Exercise directions →
Write the listing below out again exactly, dropping the images.

Listed records →
★ ★ ★ ★
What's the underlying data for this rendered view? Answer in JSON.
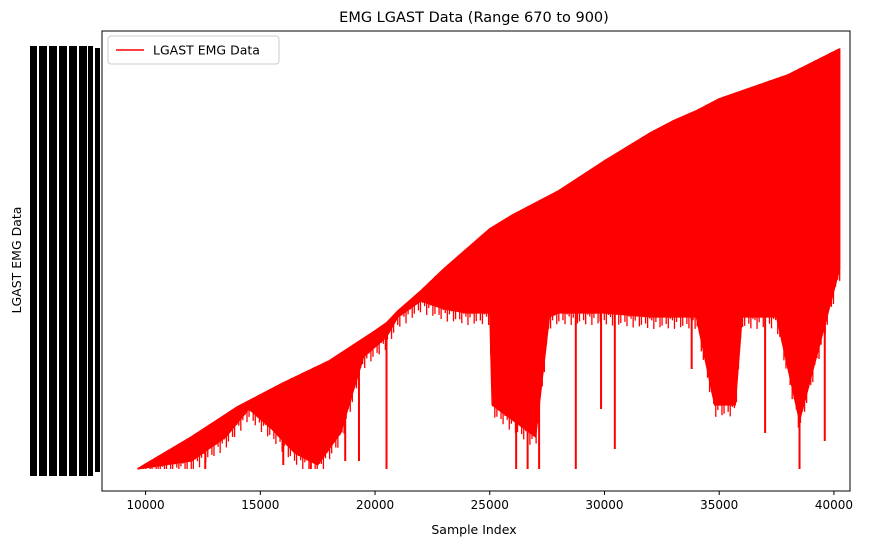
{
  "chart_data": {
    "type": "line",
    "title": "EMG LGAST Data (Range 670 to 900)",
    "xlabel": "Sample Index",
    "ylabel": "LGAST EMG Data",
    "xlim": [
      8100,
      40700
    ],
    "xticks": [
      10000,
      15000,
      20000,
      25000,
      30000,
      35000,
      40000
    ],
    "x_range": [
      9650,
      40250
    ],
    "y_range_description": "Y tick labels illegible (overlapping black marks)",
    "legend": {
      "position": "top-left",
      "entries": [
        {
          "label": "LGAST EMG Data",
          "color": "#ff0000"
        }
      ]
    },
    "grid": false,
    "series": [
      {
        "name": "LGAST EMG Data",
        "color": "#ff0000",
        "upper_envelope": {
          "x": [
            9650,
            12000,
            14000,
            16000,
            18000,
            20000,
            20500,
            21000,
            22000,
            23000,
            24000,
            25000,
            26000,
            28000,
            30000,
            32000,
            33000,
            34000,
            35000,
            36000,
            38000,
            40250
          ],
          "y": [
            0.0,
            0.08,
            0.155,
            0.215,
            0.27,
            0.345,
            0.365,
            0.395,
            0.445,
            0.5,
            0.55,
            0.6,
            0.635,
            0.695,
            0.77,
            0.84,
            0.87,
            0.895,
            0.925,
            0.945,
            0.985,
            1.05
          ]
        },
        "lower_envelope": {
          "x": [
            9650,
            12000,
            13500,
            14500,
            15500,
            16500,
            17500,
            18500,
            19500,
            20500,
            21000,
            22000,
            23000,
            24000,
            25000,
            25100,
            27000,
            27600,
            28000,
            30000,
            32000,
            34000,
            34800,
            35700,
            36000,
            37500,
            38500,
            40250
          ],
          "y": [
            0.0,
            0.02,
            0.08,
            0.15,
            0.1,
            0.04,
            0.01,
            0.09,
            0.28,
            0.33,
            0.38,
            0.42,
            0.4,
            0.39,
            0.39,
            0.16,
            0.08,
            0.38,
            0.39,
            0.39,
            0.38,
            0.38,
            0.16,
            0.16,
            0.38,
            0.38,
            0.12,
            0.5
          ]
        },
        "spikes": [
          {
            "x": 12600,
            "y": 0.0
          },
          {
            "x": 16000,
            "y": 0.01
          },
          {
            "x": 17200,
            "y": 0.0
          },
          {
            "x": 18700,
            "y": 0.02
          },
          {
            "x": 19300,
            "y": 0.02
          },
          {
            "x": 20500,
            "y": 0.0
          },
          {
            "x": 26150,
            "y": 0.0
          },
          {
            "x": 26650,
            "y": 0.0
          },
          {
            "x": 27150,
            "y": 0.0
          },
          {
            "x": 28750,
            "y": 0.0
          },
          {
            "x": 29850,
            "y": 0.15
          },
          {
            "x": 30450,
            "y": 0.05
          },
          {
            "x": 33800,
            "y": 0.25
          },
          {
            "x": 37000,
            "y": 0.09
          },
          {
            "x": 38500,
            "y": 0.0
          },
          {
            "x": 39600,
            "y": 0.07
          }
        ]
      }
    ]
  }
}
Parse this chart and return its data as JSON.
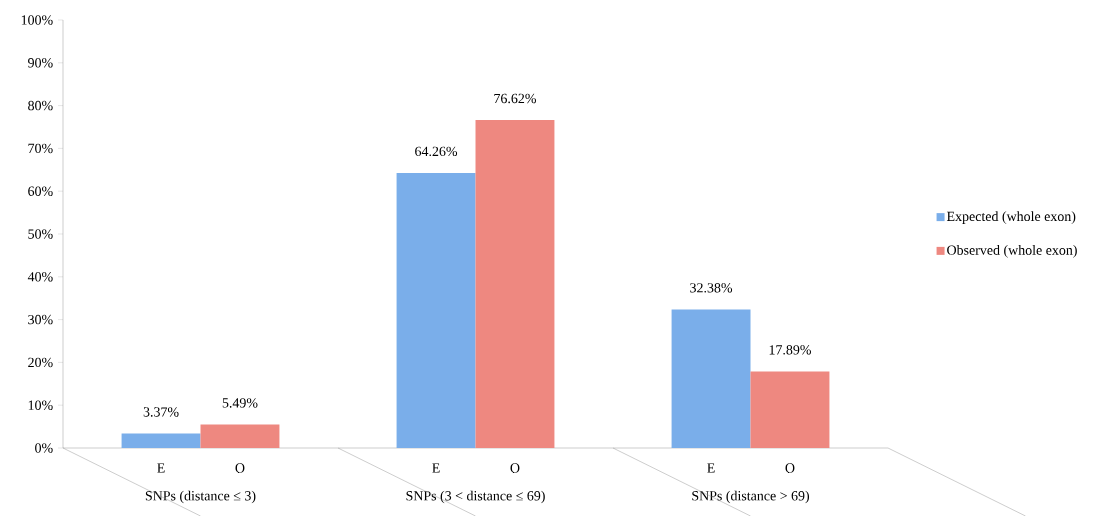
{
  "chart_data": {
    "type": "bar",
    "categories": [
      "SNPs (distance ≤ 3)",
      "SNPs (3 < distance ≤ 69)",
      "SNPs (distance > 69)"
    ],
    "series": [
      {
        "name": "Expected (whole exon)",
        "color": "#7aaeea",
        "values": [
          3.37,
          64.26,
          32.38
        ],
        "value_labels": [
          "3.37%",
          "64.26%",
          "32.38%"
        ]
      },
      {
        "name": "Observed (whole exon)",
        "color": "#ee8880",
        "values": [
          5.49,
          76.62,
          17.89
        ],
        "value_labels": [
          "5.49%",
          "76.62%",
          "17.89%"
        ]
      }
    ],
    "ylim": [
      0,
      100
    ],
    "yticks": [
      {
        "value": 0,
        "label": "0%"
      },
      {
        "value": 10,
        "label": "10%"
      },
      {
        "value": 20,
        "label": "20%"
      },
      {
        "value": 30,
        "label": "30%"
      },
      {
        "value": 40,
        "label": "40%"
      },
      {
        "value": 50,
        "label": "50%"
      },
      {
        "value": 60,
        "label": "60%"
      },
      {
        "value": 70,
        "label": "70%"
      },
      {
        "value": 80,
        "label": "80%"
      },
      {
        "value": 90,
        "label": "90%"
      },
      {
        "value": 100,
        "label": "100%"
      }
    ],
    "grid": false,
    "legend": "right",
    "annotations": [
      "E",
      "O",
      "E",
      "O",
      "E",
      "O"
    ]
  }
}
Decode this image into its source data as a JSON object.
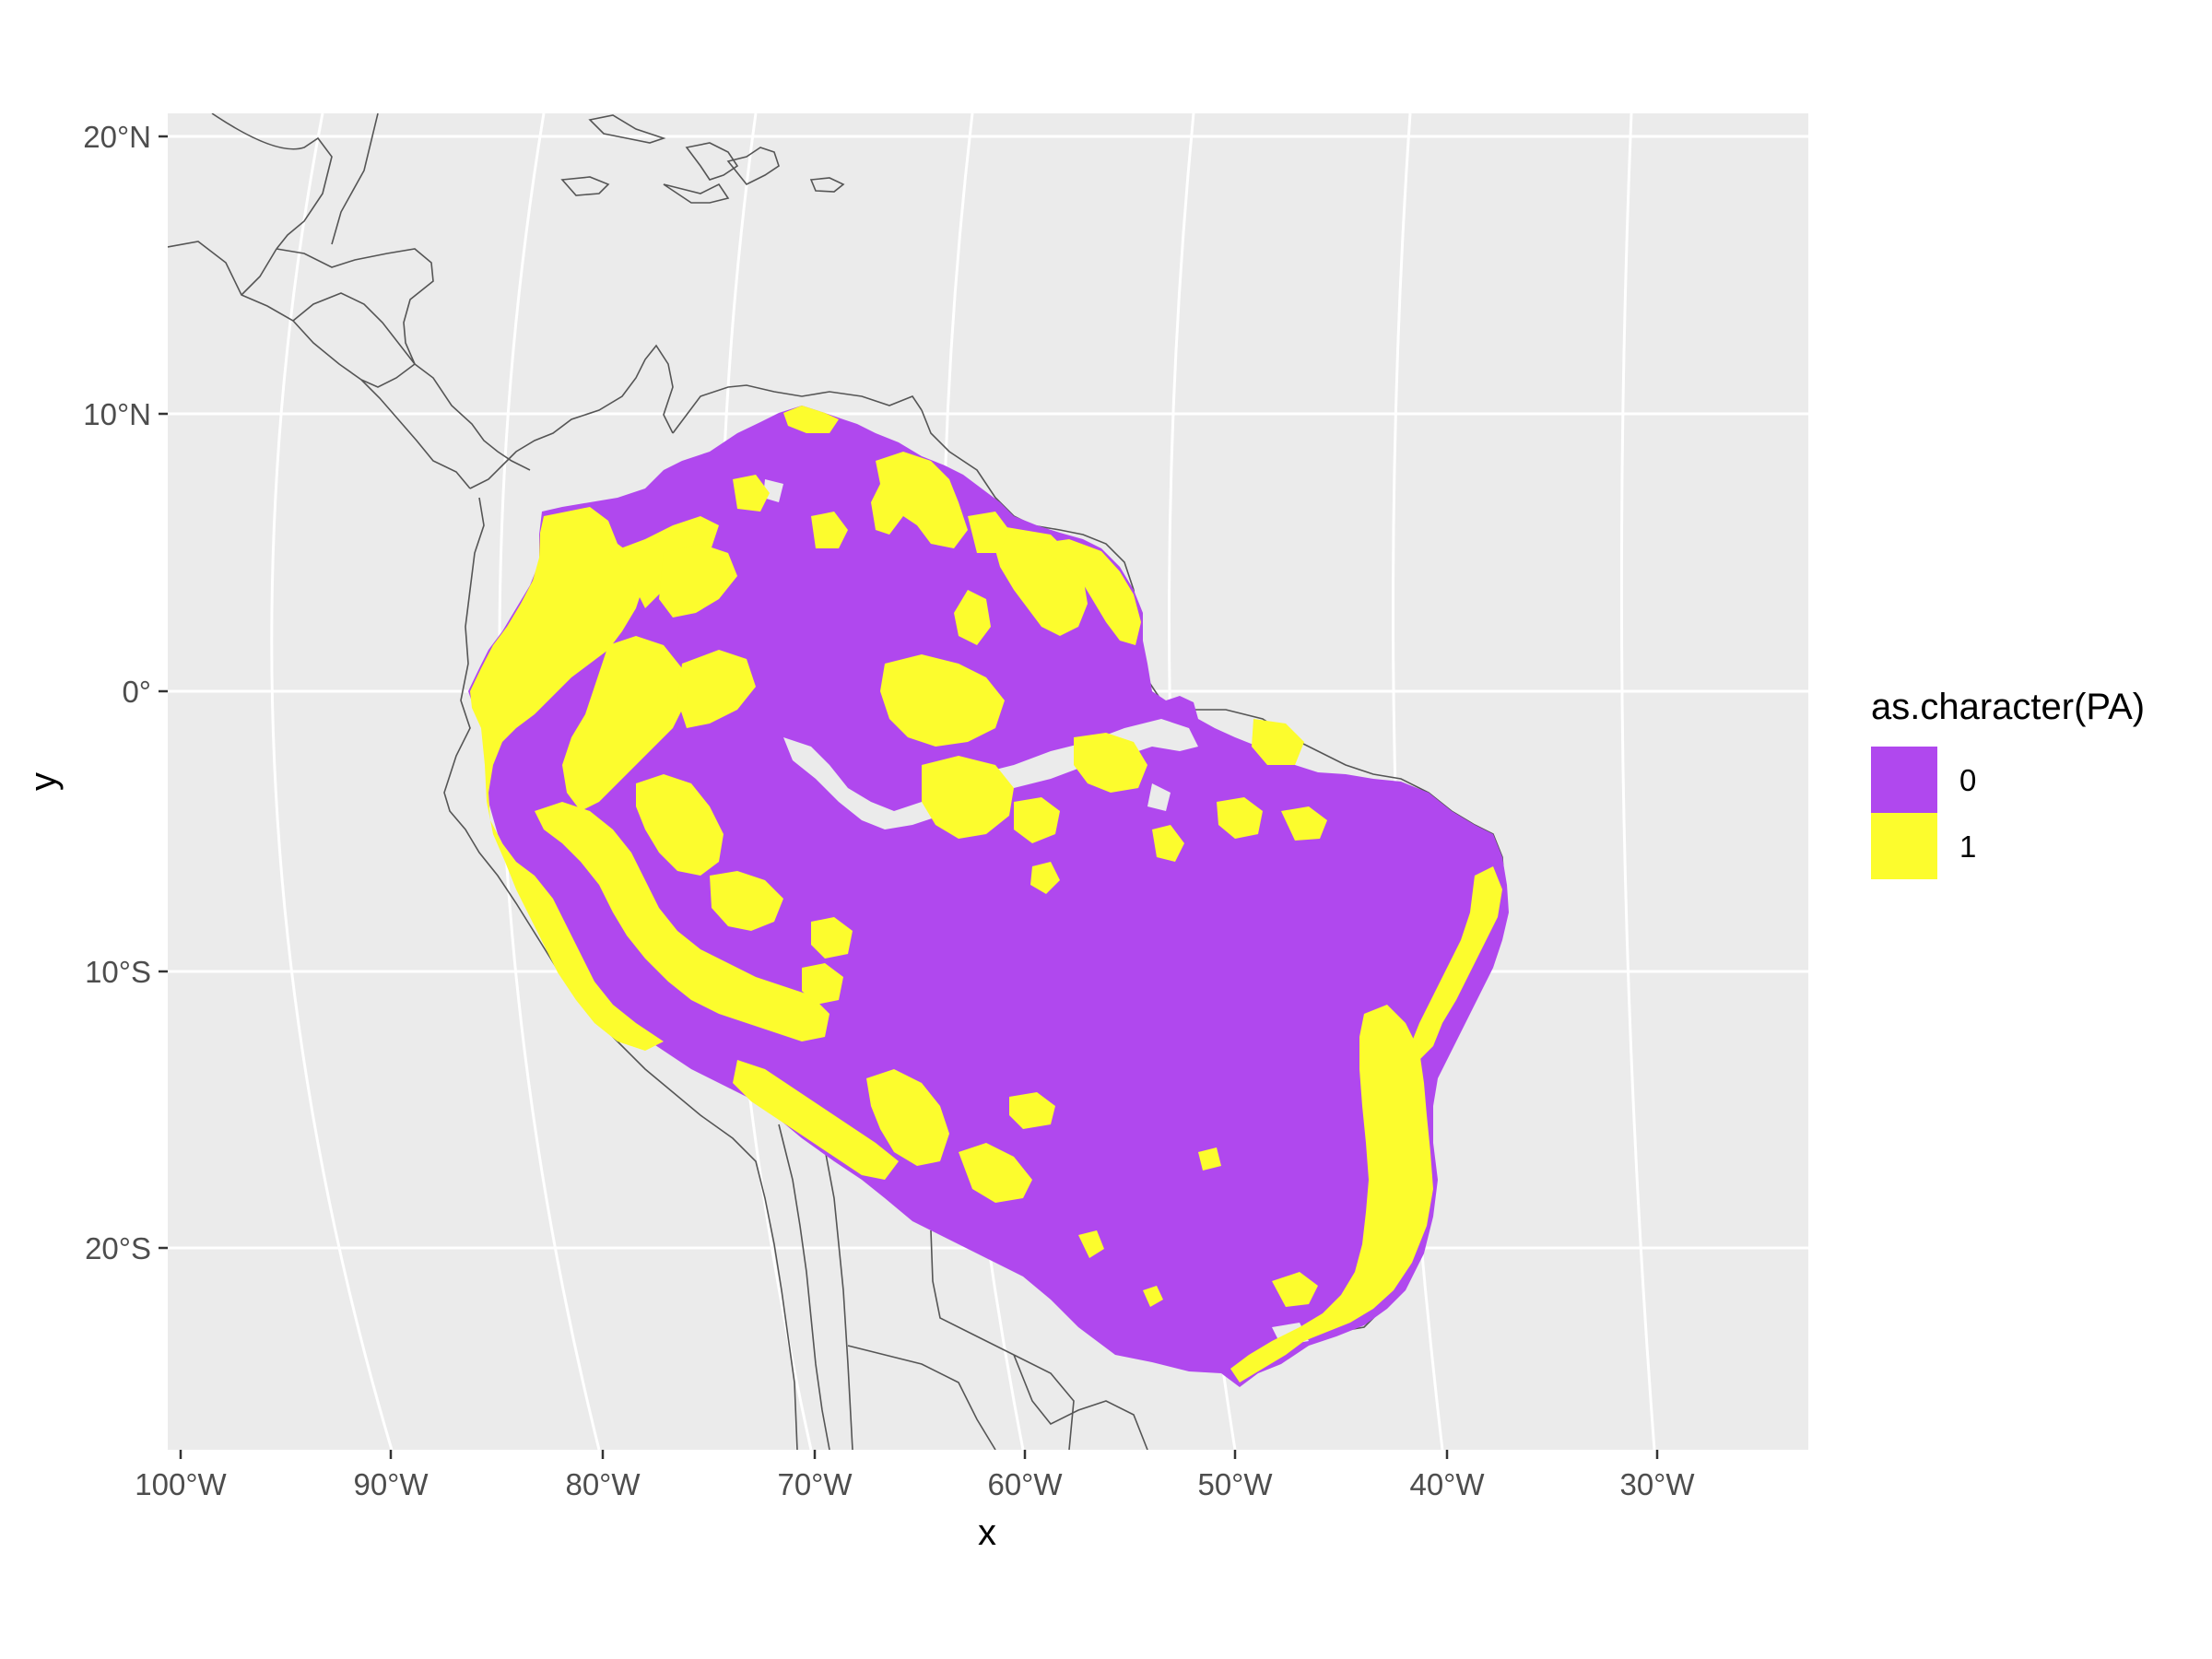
{
  "chart_data": {
    "type": "map",
    "xlabel": "x",
    "ylabel": "y",
    "x_ticks": [
      "100°W",
      "90°W",
      "80°W",
      "70°W",
      "60°W",
      "50°W",
      "40°W",
      "30°W"
    ],
    "y_ticks": [
      "20°N",
      "10°N",
      "0°",
      "10°S",
      "20°S"
    ],
    "grid": true,
    "legend": {
      "title": "as.character(PA)",
      "placement": "right",
      "items": [
        {
          "label": "0",
          "color": "#b048ee"
        },
        {
          "label": "1",
          "color": "#fcfc2d"
        }
      ]
    },
    "colors": {
      "panel": "#ebebeb",
      "grid": "#ffffff",
      "absence": "#b048ee",
      "presence": "#fcfc2d",
      "borders": "#555555"
    }
  }
}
★ ★ ★ ★
Written solution →
What's the underlying data for this rendered view? Answer in JSON.
{
  "chart_data": {
    "type": "line",
    "title": "EMG LGAST Data (Range 670 to 900)",
    "xlabel": "Sample Index",
    "ylabel": "LGAST EMG Data",
    "xlim": [
      8100,
      40700
    ],
    "xticks": [
      10000,
      15000,
      20000,
      25000,
      30000,
      35000,
      40000
    ],
    "x_range": [
      9650,
      40250
    ],
    "y_range_description": "Y tick labels illegible (overlapping black marks)",
    "legend": {
      "position": "top-left",
      "entries": [
        {
          "label": "LGAST EMG Data",
          "color": "#ff0000"
        }
      ]
    },
    "grid": false,
    "series": [
      {
        "name": "LGAST EMG Data",
        "color": "#ff0000",
        "upper_envelope": {
          "x": [
            9650,
            12000,
            14000,
            16000,
            18000,
            20000,
            20500,
            21000,
            22000,
            23000,
            24000,
            25000,
            26000,
            28000,
            30000,
            32000,
            33000,
            34000,
            35000,
            36000,
            38000,
            40250
          ],
          "y": [
            0.0,
            0.08,
            0.155,
            0.215,
            0.27,
            0.345,
            0.365,
            0.395,
            0.445,
            0.5,
            0.55,
            0.6,
            0.635,
            0.695,
            0.77,
            0.84,
            0.87,
            0.895,
            0.925,
            0.945,
            0.985,
            1.05
          ]
        },
        "lower_envelope": {
          "x": [
            9650,
            12000,
            13500,
            14500,
            15500,
            16500,
            17500,
            18500,
            19500,
            20500,
            21000,
            22000,
            23000,
            24000,
            25000,
            25100,
            27000,
            27600,
            28000,
            30000,
            32000,
            34000,
            34800,
            35700,
            36000,
            37500,
            38500,
            40250
          ],
          "y": [
            0.0,
            0.02,
            0.08,
            0.15,
            0.1,
            0.04,
            0.01,
            0.09,
            0.28,
            0.33,
            0.38,
            0.42,
            0.4,
            0.39,
            0.39,
            0.16,
            0.08,
            0.38,
            0.39,
            0.39,
            0.38,
            0.38,
            0.16,
            0.16,
            0.38,
            0.38,
            0.12,
            0.5
          ]
        },
        "spikes": [
          {
            "x": 12600,
            "y": 0.0
          },
          {
            "x": 16000,
            "y": 0.01
          },
          {
            "x": 17200,
            "y": 0.0
          },
          {
            "x": 18700,
            "y": 0.02
          },
          {
            "x": 19300,
            "y": 0.02
          },
          {
            "x": 20500,
            "y": 0.0
          },
          {
            "x": 26150,
            "y": 0.0
          },
          {
            "x": 26650,
            "y": 0.0
          },
          {
            "x": 27150,
            "y": 0.0
          },
          {
            "x": 28750,
            "y": 0.0
          },
          {
            "x": 29850,
            "y": 0.15
          },
          {
            "x": 30450,
            "y": 0.05
          },
          {
            "x": 33800,
            "y": 0.25
          },
          {
            "x": 37000,
            "y": 0.09
          },
          {
            "x": 38500,
            "y": 0.0
          },
          {
            "x": 39600,
            "y": 0.07
          }
        ]
      }
    ]
  }
}
Parse this chart and return its data as JSON.
{
  "chart_data": {
    "type": "bar",
    "categories": [
      "SNPs (distance ≤ 3)",
      "SNPs (3 < distance ≤ 69)",
      "SNPs (distance > 69)"
    ],
    "series": [
      {
        "name": "Expected (whole exon)",
        "color": "#7aaeea",
        "values": [
          3.37,
          64.26,
          32.38
        ],
        "value_labels": [
          "3.37%",
          "64.26%",
          "32.38%"
        ]
      },
      {
        "name": "Observed (whole exon)",
        "color": "#ee8880",
        "values": [
          5.49,
          76.62,
          17.89
        ],
        "value_labels": [
          "5.49%",
          "76.62%",
          "17.89%"
        ]
      }
    ],
    "ylim": [
      0,
      100
    ],
    "yticks": [
      {
        "value": 0,
        "label": "0%"
      },
      {
        "value": 10,
        "label": "10%"
      },
      {
        "value": 20,
        "label": "20%"
      },
      {
        "value": 30,
        "label": "30%"
      },
      {
        "value": 40,
        "label": "40%"
      },
      {
        "value": 50,
        "label": "50%"
      },
      {
        "value": 60,
        "label": "60%"
      },
      {
        "value": 70,
        "label": "70%"
      },
      {
        "value": 80,
        "label": "80%"
      },
      {
        "value": 90,
        "label": "90%"
      },
      {
        "value": 100,
        "label": "100%"
      }
    ],
    "grid": false,
    "legend": "right",
    "annotations": [
      "E",
      "O",
      "E",
      "O",
      "E",
      "O"
    ]
  }
}
Decode this image into its source data as a JSON object.
{
  "chart_data": {
    "type": "map",
    "xlabel": "x",
    "ylabel": "y",
    "x_ticks": [
      "100°W",
      "90°W",
      "80°W",
      "70°W",
      "60°W",
      "50°W",
      "40°W",
      "30°W"
    ],
    "y_ticks": [
      "20°N",
      "10°N",
      "0°",
      "10°S",
      "20°S"
    ],
    "grid": true,
    "legend": {
      "title": "as.character(PA)",
      "placement": "right",
      "items": [
        {
          "label": "0",
          "color": "#b048ee"
        },
        {
          "label": "1",
          "color": "#fcfc2d"
        }
      ]
    },
    "colors": {
      "panel": "#ebebeb",
      "grid": "#ffffff",
      "absence": "#b048ee",
      "presence": "#fcfc2d",
      "borders": "#555555"
    }
  }
}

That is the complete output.